● **Provided data**:

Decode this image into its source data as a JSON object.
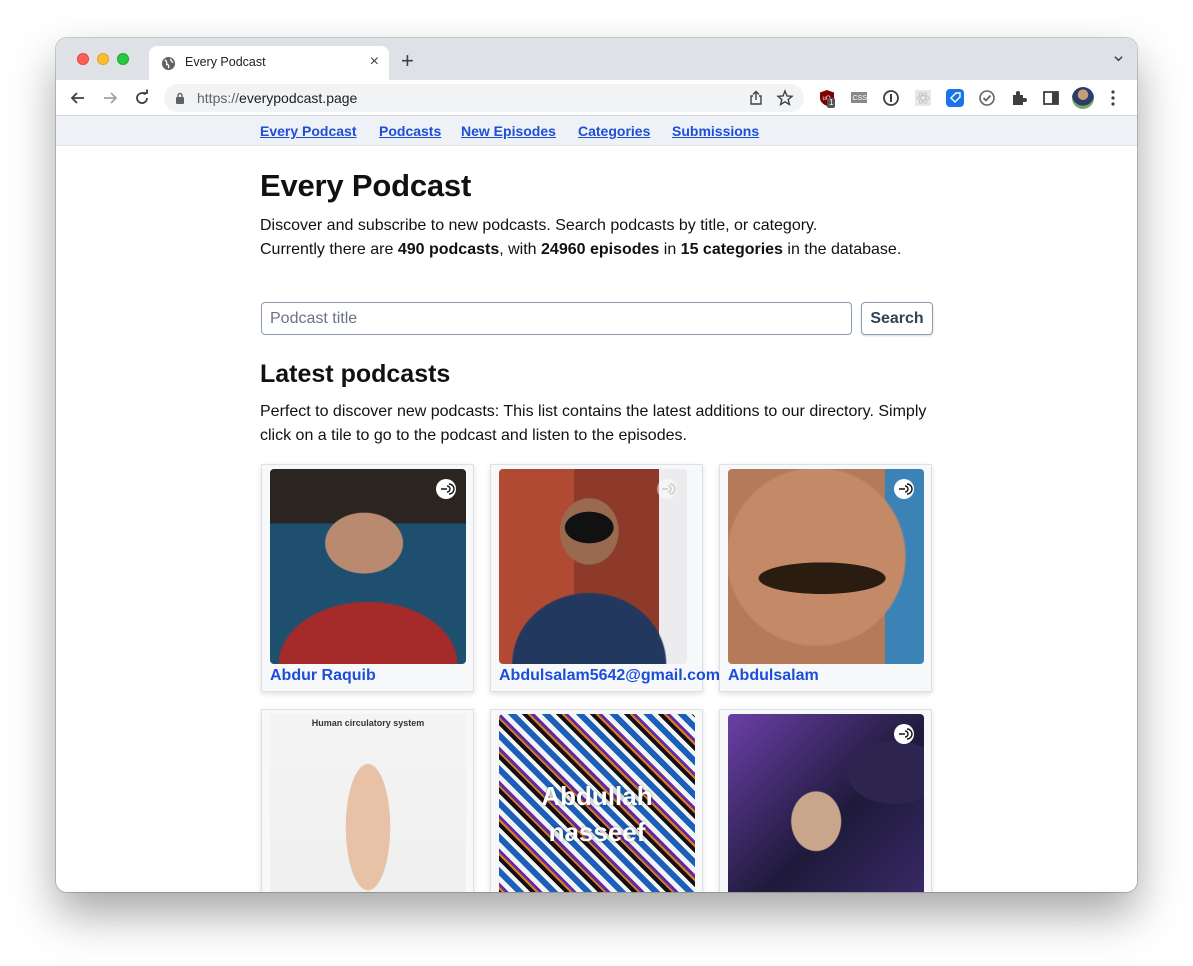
{
  "browser": {
    "tab_title": "Every Podcast",
    "url_scheme": "https://",
    "url_host": "everypodcast.page",
    "extension_badge": "1",
    "new_tab_label": "+",
    "close_tab_label": "×"
  },
  "nav": {
    "links": [
      "Every Podcast",
      "Podcasts",
      "New Episodes",
      "Categories",
      "Submissions"
    ]
  },
  "header": {
    "title": "Every Podcast",
    "intro_line1": "Discover and subscribe to new podcasts. Search podcasts by title, or category.",
    "intro_prefix": "Currently there are ",
    "podcasts_count": "490 podcasts",
    "intro_mid1": ", with ",
    "episodes_count": "24960 episodes",
    "intro_mid2": " in ",
    "categories_count": "15 categories",
    "intro_suffix": " in the database."
  },
  "search": {
    "placeholder": "Podcast title",
    "value": "",
    "button_label": "Search"
  },
  "latest": {
    "title": "Latest podcasts",
    "description": "Perfect to discover new podcasts: This list contains the latest additions to our directory. Simply click on a tile to go to the podcast and listen to the episodes.",
    "tiles": [
      {
        "name": "Abdur Raquib"
      },
      {
        "name": "Abdulsalam5642@gmail.com"
      },
      {
        "name": "Abdulsalam"
      },
      {
        "name": "",
        "art_text": "Human circulatory system"
      },
      {
        "name": "",
        "art_text": "Abdullah nasseef"
      },
      {
        "name": ""
      }
    ]
  }
}
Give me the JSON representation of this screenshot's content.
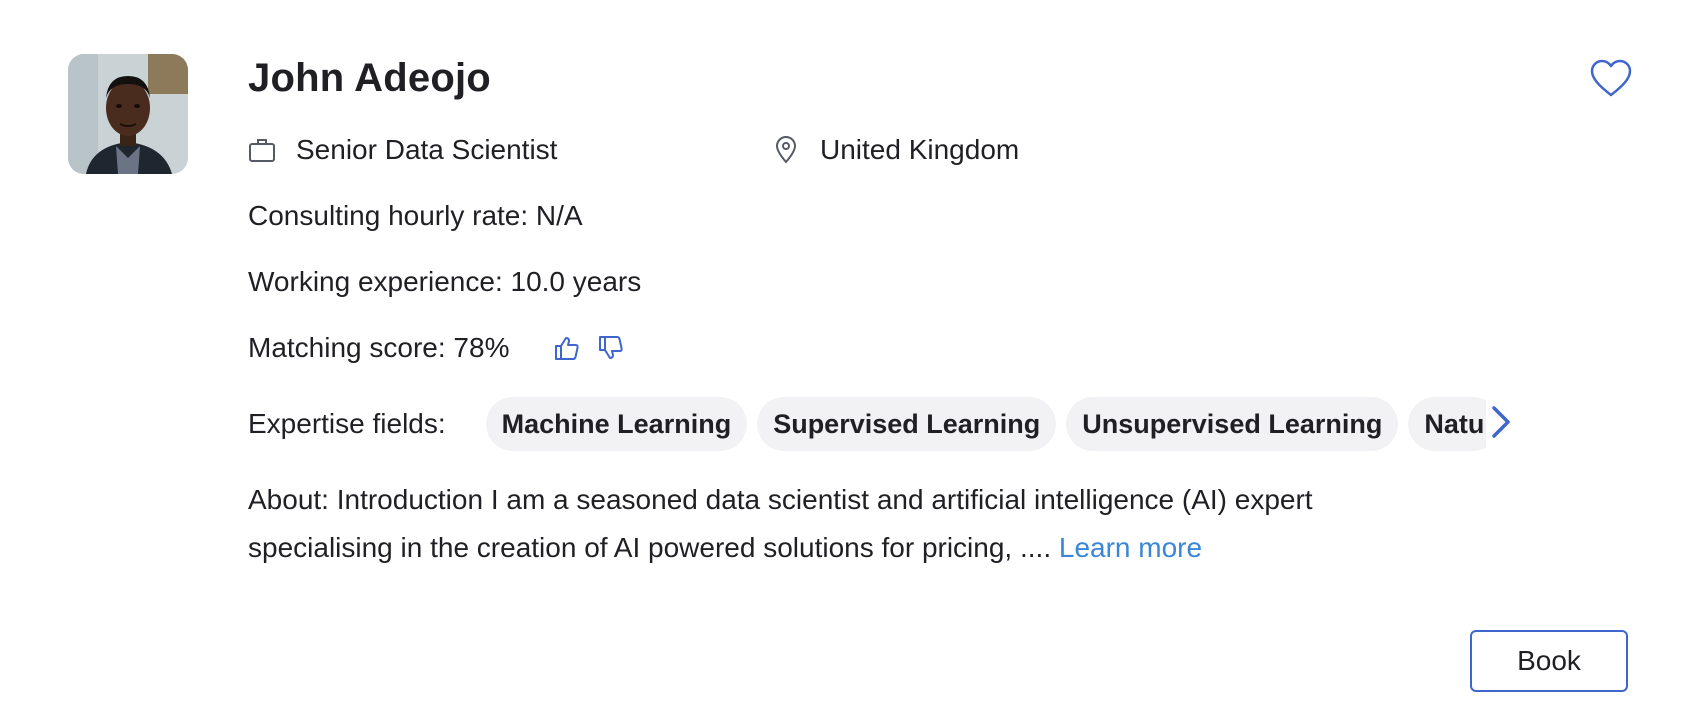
{
  "profile": {
    "name": "John Adeojo",
    "job_title": "Senior Data Scientist",
    "location": "United Kingdom",
    "hourly_rate": "Consulting hourly rate: N/A",
    "experience": "Working experience: 10.0 years",
    "matching_score": "Matching score: 78%",
    "expertise_label": "Expertise fields:",
    "expertise": [
      "Machine Learning",
      "Supervised Learning",
      "Unsupervised Learning",
      "Natu"
    ],
    "about": "About: Introduction I am a seasoned data scientist and artificial intelligence (AI) expert specialising in the creation of AI powered solutions for pricing, ....",
    "learn_more": "Learn more"
  },
  "actions": {
    "book_label": "Book"
  },
  "icons": {
    "favorite": "heart-icon",
    "job": "briefcase-icon",
    "location": "map-pin-icon",
    "like": "thumbs-up-icon",
    "dislike": "thumbs-down-icon",
    "scroll": "chevron-right-icon"
  },
  "colors": {
    "accent": "#3f66cc",
    "link": "#3a86d8",
    "chip_bg": "#f2f2f4",
    "text": "#1f1f24"
  }
}
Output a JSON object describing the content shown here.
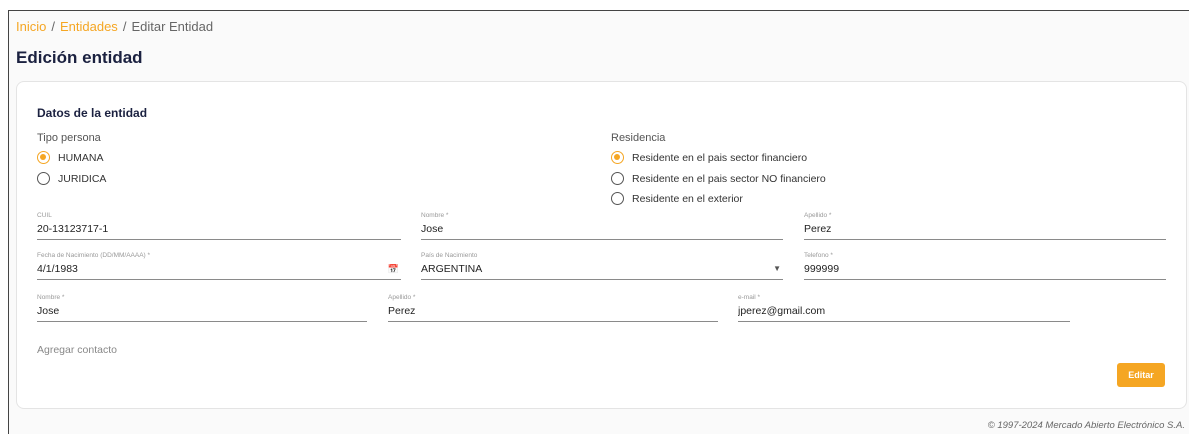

● **Problem**: Reproduce the material above in full and without alteration, but skip all pictures.

● **The answer**:
Decode this image into its source data as a JSON object.
{
  "browser": {
    "tab_title": "Every Podcast",
    "url_scheme": "https://",
    "url_host": "everypodcast.page",
    "extension_badge": "1",
    "new_tab_label": "+",
    "close_tab_label": "×"
  },
  "nav": {
    "links": [
      "Every Podcast",
      "Podcasts",
      "New Episodes",
      "Categories",
      "Submissions"
    ]
  },
  "header": {
    "title": "Every Podcast",
    "intro_line1": "Discover and subscribe to new podcasts. Search podcasts by title, or category.",
    "intro_prefix": "Currently there are ",
    "podcasts_count": "490 podcasts",
    "intro_mid1": ", with ",
    "episodes_count": "24960 episodes",
    "intro_mid2": " in ",
    "categories_count": "15 categories",
    "intro_suffix": " in the database."
  },
  "search": {
    "placeholder": "Podcast title",
    "value": "",
    "button_label": "Search"
  },
  "latest": {
    "title": "Latest podcasts",
    "description": "Perfect to discover new podcasts: This list contains the latest additions to our directory. Simply click on a tile to go to the podcast and listen to the episodes.",
    "tiles": [
      {
        "name": "Abdur Raquib"
      },
      {
        "name": "Abdulsalam5642@gmail.com"
      },
      {
        "name": "Abdulsalam"
      },
      {
        "name": "",
        "art_text": "Human circulatory system"
      },
      {
        "name": "",
        "art_text": "Abdullah nasseef"
      },
      {
        "name": ""
      }
    ]
  }
}
Give me the JSON representation of this screenshot's content.
{
  "profile": {
    "name": "John Adeojo",
    "job_title": "Senior Data Scientist",
    "location": "United Kingdom",
    "hourly_rate": "Consulting hourly rate: N/A",
    "experience": "Working experience: 10.0 years",
    "matching_score": "Matching score: 78%",
    "expertise_label": "Expertise fields:",
    "expertise": [
      "Machine Learning",
      "Supervised Learning",
      "Unsupervised Learning",
      "Natu"
    ],
    "about": "About: Introduction I am a seasoned data scientist and artificial intelligence (AI) expert specialising in the creation of AI powered solutions for pricing, ....",
    "learn_more": "Learn more"
  },
  "actions": {
    "book_label": "Book"
  },
  "icons": {
    "favorite": "heart-icon",
    "job": "briefcase-icon",
    "location": "map-pin-icon",
    "like": "thumbs-up-icon",
    "dislike": "thumbs-down-icon",
    "scroll": "chevron-right-icon"
  },
  "colors": {
    "accent": "#3f66cc",
    "link": "#3a86d8",
    "chip_bg": "#f2f2f4",
    "text": "#1f1f24"
  }
}
Output a JSON object describing the content shown here.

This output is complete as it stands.